++++ Task material

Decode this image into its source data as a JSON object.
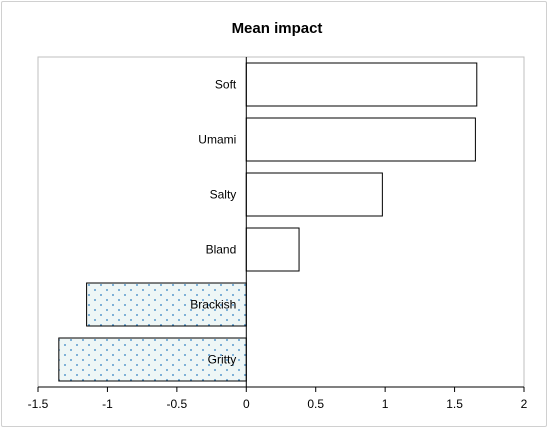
{
  "chart_data": {
    "type": "bar",
    "orientation": "horizontal",
    "title": "Mean impact",
    "xlabel": "",
    "ylabel": "",
    "categories": [
      "Soft",
      "Umami",
      "Salty",
      "Bland",
      "Brackish",
      "Gritty"
    ],
    "values": [
      1.66,
      1.65,
      0.98,
      0.38,
      -1.15,
      -1.35
    ],
    "xlim": [
      -1.5,
      2
    ],
    "xticks": [
      "-1.5",
      "-1",
      "-0.5",
      "0",
      "0.5",
      "1",
      "1.5",
      "2"
    ],
    "grid": false,
    "legend": "none",
    "colors": {
      "positive_fill": "#ffffff",
      "negative_fill": "#eef6f6",
      "negative_dots": "#2f7fc1",
      "bar_stroke": "#000000",
      "axis": "#000000",
      "plot_border": "#bfbfbf"
    }
  }
}
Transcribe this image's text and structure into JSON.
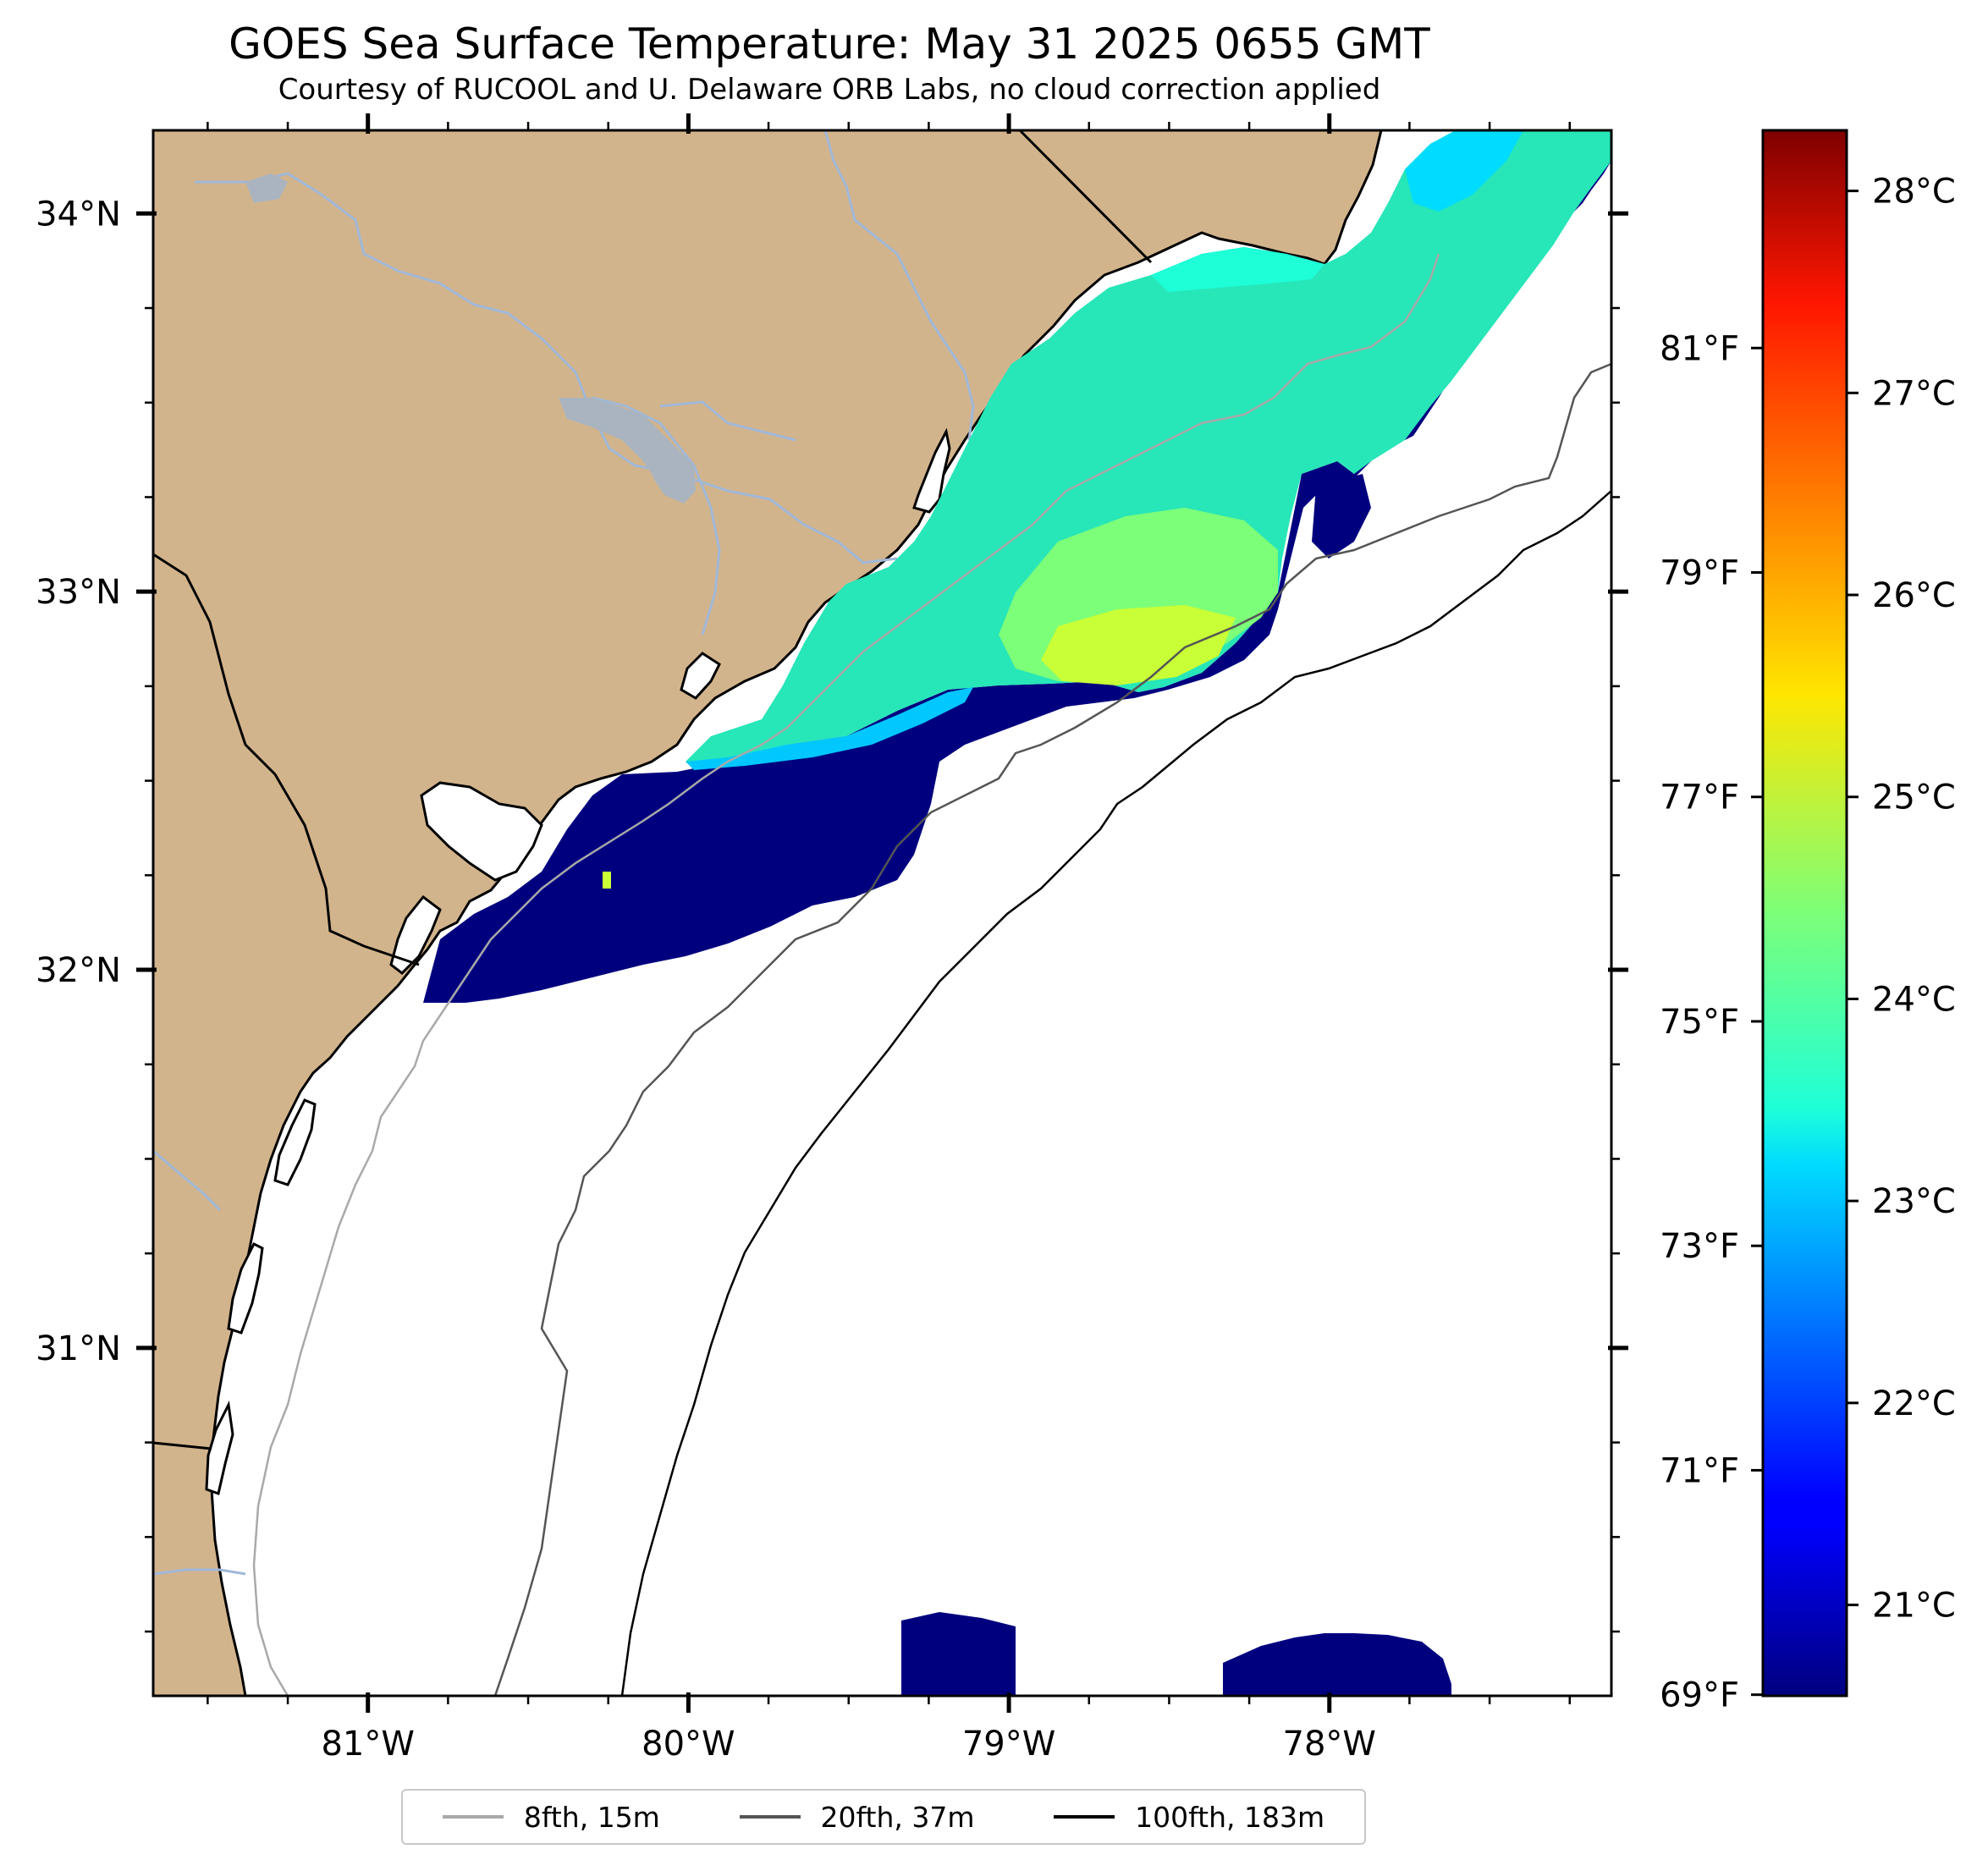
{
  "title": "GOES Sea Surface Temperature: May 31 2025 0655 GMT",
  "subtitle": "Courtesy of RUCOOL and U. Delaware ORB Labs, no cloud correction applied",
  "map": {
    "lat_labels": [
      {
        "value": 34,
        "text": "34°N"
      },
      {
        "value": 33,
        "text": "33°N"
      },
      {
        "value": 32,
        "text": "32°N"
      },
      {
        "value": 31,
        "text": "31°N"
      }
    ],
    "lon_labels": [
      {
        "value": -81,
        "text": "81°W"
      },
      {
        "value": -80,
        "text": "80°W"
      },
      {
        "value": -79,
        "text": "79°W"
      },
      {
        "value": -78,
        "text": "78°W"
      }
    ],
    "extent": {
      "lon_min": -81.67,
      "lon_max": -77.12,
      "lat_min": 30.08,
      "lat_max": 34.22
    },
    "land_color": "#d2b48c",
    "river_color": "#a0b8d8"
  },
  "colorbar": {
    "colormap": "jet",
    "range_c": [
      20.55,
      28.3
    ],
    "celsius_ticks": [
      {
        "value": 21,
        "text": "21°C"
      },
      {
        "value": 22,
        "text": "22°C"
      },
      {
        "value": 23,
        "text": "23°C"
      },
      {
        "value": 24,
        "text": "24°C"
      },
      {
        "value": 25,
        "text": "25°C"
      },
      {
        "value": 26,
        "text": "26°C"
      },
      {
        "value": 27,
        "text": "27°C"
      },
      {
        "value": 28,
        "text": "28°C"
      }
    ],
    "fahrenheit_ticks": [
      {
        "value": 69,
        "text": "69°F"
      },
      {
        "value": 71,
        "text": "71°F"
      },
      {
        "value": 73,
        "text": "73°F"
      },
      {
        "value": 75,
        "text": "75°F"
      },
      {
        "value": 77,
        "text": "77°F"
      },
      {
        "value": 79,
        "text": "79°F"
      },
      {
        "value": 81,
        "text": "81°F"
      }
    ]
  },
  "legend": {
    "items": [
      {
        "label": "8fth, 15m",
        "color": "#a9a9a9"
      },
      {
        "label": "20fth, 37m",
        "color": "#555555"
      },
      {
        "label": "100fth, 183m",
        "color": "#000000"
      }
    ]
  }
}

++++++++

What the task requires: Report only the number of lines that hold the string "JSON" in this listing.

In response: 2